Background: I left DH a while back but was persuaded to go back because of his promises to change the behaviour I found unacceptable, mainly texting young, female work colleagues. I believe he has stopped this completely, although I’m no longer on the lookout for him being furtive with his phone.
Now, however, another old problem is causing tension between us. We were both workaholics, but I was retired on medical grounds (physical ill health) a few years ago, so I now have a part time job that I do from home and I can work largely to my own schedule. DH is several years younger than me and won’t reach retirement age for another decade. He’s still a workaholic because there’s no reason for him to change. This wouldn’t be a problem but for the fact that he’s worked mainly from home since Covid, takes over every room in the house bar the bedroom and expects me to fit in with his schedule.

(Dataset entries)
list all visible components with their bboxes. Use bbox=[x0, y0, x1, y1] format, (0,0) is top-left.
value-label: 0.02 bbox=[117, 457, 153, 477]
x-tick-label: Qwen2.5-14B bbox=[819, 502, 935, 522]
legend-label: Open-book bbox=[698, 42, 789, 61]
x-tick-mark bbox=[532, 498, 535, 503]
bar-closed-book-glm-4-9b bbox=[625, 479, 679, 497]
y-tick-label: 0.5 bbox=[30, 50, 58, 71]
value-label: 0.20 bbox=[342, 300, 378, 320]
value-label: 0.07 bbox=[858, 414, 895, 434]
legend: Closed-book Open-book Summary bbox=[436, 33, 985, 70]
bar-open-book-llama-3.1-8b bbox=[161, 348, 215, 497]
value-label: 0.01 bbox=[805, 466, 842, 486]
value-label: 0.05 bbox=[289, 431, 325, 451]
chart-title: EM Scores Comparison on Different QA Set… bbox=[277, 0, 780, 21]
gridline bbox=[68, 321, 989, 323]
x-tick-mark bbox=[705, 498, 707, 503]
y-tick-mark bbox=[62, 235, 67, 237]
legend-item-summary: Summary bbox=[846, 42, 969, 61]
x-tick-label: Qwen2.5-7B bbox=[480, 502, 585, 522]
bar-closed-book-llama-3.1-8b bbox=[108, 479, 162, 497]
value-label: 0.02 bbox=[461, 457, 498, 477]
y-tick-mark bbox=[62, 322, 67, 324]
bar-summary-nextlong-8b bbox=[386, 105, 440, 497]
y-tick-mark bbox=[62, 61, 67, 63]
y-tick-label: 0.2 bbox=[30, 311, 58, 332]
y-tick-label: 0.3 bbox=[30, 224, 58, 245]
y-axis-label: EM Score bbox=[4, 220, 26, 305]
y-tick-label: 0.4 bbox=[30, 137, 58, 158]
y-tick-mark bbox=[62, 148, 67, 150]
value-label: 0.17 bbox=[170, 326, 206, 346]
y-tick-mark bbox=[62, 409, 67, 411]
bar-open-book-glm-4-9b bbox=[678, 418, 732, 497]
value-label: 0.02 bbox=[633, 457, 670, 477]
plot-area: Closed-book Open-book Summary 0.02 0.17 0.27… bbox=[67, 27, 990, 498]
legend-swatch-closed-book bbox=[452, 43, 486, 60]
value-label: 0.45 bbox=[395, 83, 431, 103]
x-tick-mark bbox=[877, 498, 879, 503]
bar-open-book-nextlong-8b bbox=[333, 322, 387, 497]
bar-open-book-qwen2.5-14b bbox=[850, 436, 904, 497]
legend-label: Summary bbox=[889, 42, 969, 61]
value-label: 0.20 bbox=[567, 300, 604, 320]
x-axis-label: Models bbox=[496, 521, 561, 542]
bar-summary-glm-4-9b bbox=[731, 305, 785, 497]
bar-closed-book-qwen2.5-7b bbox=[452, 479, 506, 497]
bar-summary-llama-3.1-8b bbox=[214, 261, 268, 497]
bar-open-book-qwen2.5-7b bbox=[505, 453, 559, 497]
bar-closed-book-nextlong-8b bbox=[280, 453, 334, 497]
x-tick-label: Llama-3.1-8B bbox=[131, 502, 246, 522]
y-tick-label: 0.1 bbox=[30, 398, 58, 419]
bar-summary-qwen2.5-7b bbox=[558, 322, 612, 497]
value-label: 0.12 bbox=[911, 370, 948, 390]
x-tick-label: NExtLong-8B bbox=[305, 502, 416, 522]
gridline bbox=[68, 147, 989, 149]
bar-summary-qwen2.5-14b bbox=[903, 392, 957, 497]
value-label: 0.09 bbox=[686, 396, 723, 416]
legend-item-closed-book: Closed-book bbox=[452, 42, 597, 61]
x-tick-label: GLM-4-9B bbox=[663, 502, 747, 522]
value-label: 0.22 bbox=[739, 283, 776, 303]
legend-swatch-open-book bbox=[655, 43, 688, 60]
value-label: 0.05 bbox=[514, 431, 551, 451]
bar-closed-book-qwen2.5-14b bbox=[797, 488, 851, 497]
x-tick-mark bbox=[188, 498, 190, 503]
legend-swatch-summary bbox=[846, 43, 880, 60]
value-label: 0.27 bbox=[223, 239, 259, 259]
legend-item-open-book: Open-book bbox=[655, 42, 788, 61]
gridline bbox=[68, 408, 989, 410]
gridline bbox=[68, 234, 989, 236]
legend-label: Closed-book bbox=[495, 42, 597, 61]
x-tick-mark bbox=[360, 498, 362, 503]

What this exercise asks:
1. Retype the stretch from "Now, however, another" through "with his schedule." in the post about DH.
2. Please list each thing the post about DH states about the writer's own current work situation.
3. Proceed with the post about DH, starting after its last sentence.

Answers by item:
1.
Now, however, another old problem is causing tension between us. We were both workaholics, but I was retired on medical grounds (physical ill health) a few years ago, so I now have a part time job that I do from home and I can work largely to my own schedule. DH is several years younger than me and won’t reach retirement age for another decade. He’s still a workaholic because there’s no reason for him to change. This wouldn’t be a problem but for the fact that he’s worked mainly from home since Covid, takes over every room in the house bar the bedroom and expects me to fit in with his schedule.

2.
- Retired on medical grounds (physical ill health) a few years ago
- Now has a part-time job
- Does that job from home
- Can work largely to their own schedule

3.
When we both worked we had our own separate schedules and things were mainly fine. When I was medically retired he continued to work long hours outside the home which was also fine because I just got on with my life (admittedly less busy than before my health issues) at home and I joined various hobby clubs etc. Now DH is still working every hour of the day, including weekends, it’s beginning to annoy me because he expects me to be at his beck and call and seems to resent the fact that I want my own life rather than waiting until the brief period he’s free to go out and do something with me.
How do I get him to understand that I’m no more likely to leave the relationship if I have hobbies of my own which is his take on things. He also threatens to stop working so we lose the house which is particularly horrible for me to hear as it’s not only a scary threat, but it makes me feel sad that I’m no longer able to earn a relatively decent wage due to my disability.